-- START Data extract --
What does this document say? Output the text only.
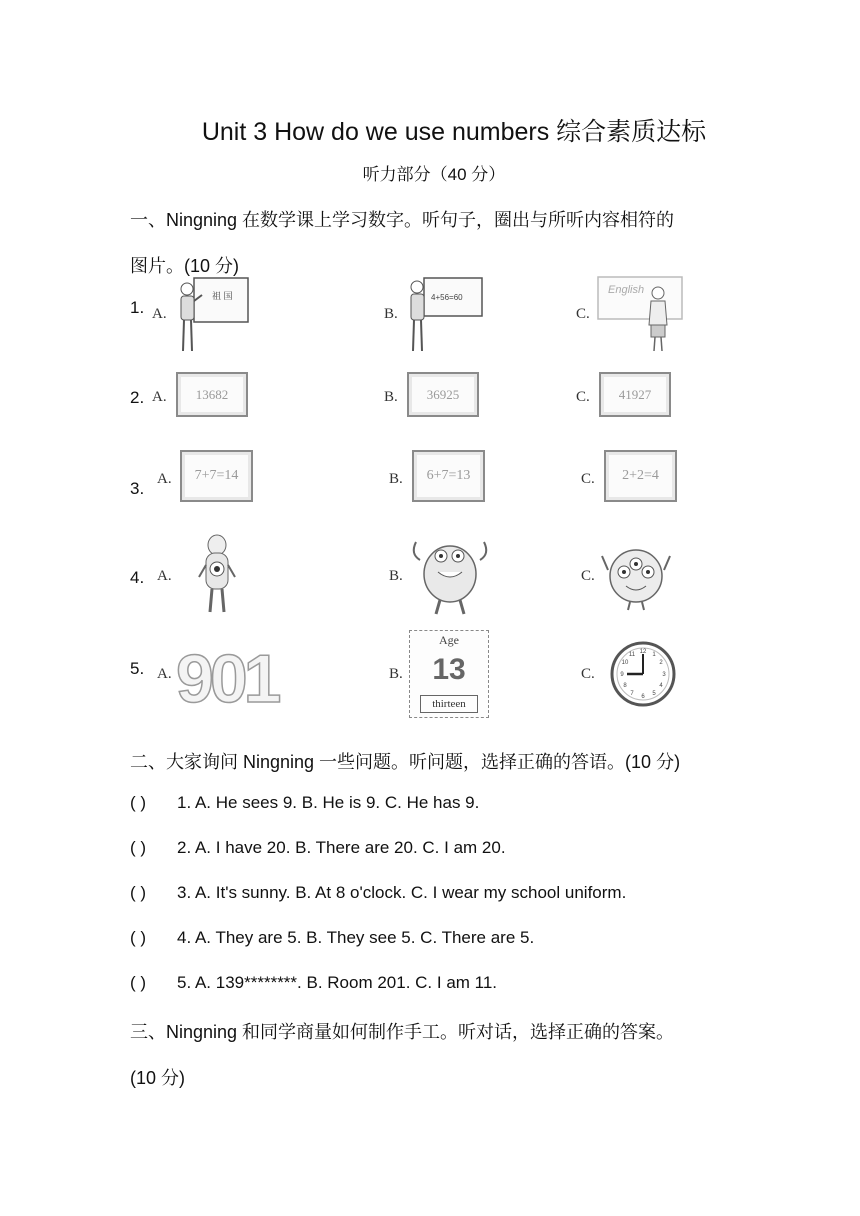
Unit 3 How do we use numbers 综合素质达标
听力部分（40 分）
一、Ningning 在数学课上学习数字。听句子，圈出与所听内容相符的
图片。(10 分)
1. A.
祖 国
B.
4+56=60
C.
English
2. A.	13682	B.	36925	C.	41927
3. A.	7+7=14	B.	6+7=13	C.	2+2=4
4. A.	B.	C.
5. A. 901	B.
Age
13
thirteen
C.
12 1
2
3
4
5
6
7
8
9
10
11
二、大家询问 Ningning 一些问题。听问题，选择正确的答语。(10 分)
( ) 1. A. He sees 9. B. He is 9. C. He has 9.
( ) 2. A. I have 20. B. There are 20. C. I am 20.
( ) 3. A. It's sunny. B. At 8 o'clock. C. I wear my school uniform.
( ) 4. A. They are 5. B. They see 5. C. There are 5.
( ) 5. A. 139********. B. Room 201. C. I am 11.
三、Ningning 和同学商量如何制作手工。听对话，选择正确的答案。
(10 分)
-- END Data extract --
▸ **What is being asked**: Quote the preceding listing precisely and completely, omitting its images.

▸ **Result for this exercise**:
What does this document say? Output the text only.
Unit 3 How do we use numbers 综合素质达标
听力部分（40 分）
一、Ningning 在数学课上学习数字。听句子，圈出与所听内容相符的
图片。(10 分)
1. A.
祖 国
B.
4+56=60
C.
English
2. A.	13682	B.	36925	C.	41927
3. A.	7+7=14	B.	6+7=13	C.	2+2=4
4. A.	B.	C.
5. A. 901	B.
Age
13
thirteen
C.
12 1
2
3
4
5
6
7
8
9
10
11
二、大家询问 Ningning 一些问题。听问题，选择正确的答语。(10 分)
( ) 1. A. He sees 9. B. He is 9. C. He has 9.
( ) 2. A. I have 20. B. There are 20. C. I am 20.
( ) 3. A. It's sunny. B. At 8 o'clock. C. I wear my school uniform.
( ) 4. A. They are 5. B. They see 5. C. There are 5.
( ) 5. A. 139********. B. Room 201. C. I am 11.
三、Ningning 和同学商量如何制作手工。听对话，选择正确的答案。
(10 分)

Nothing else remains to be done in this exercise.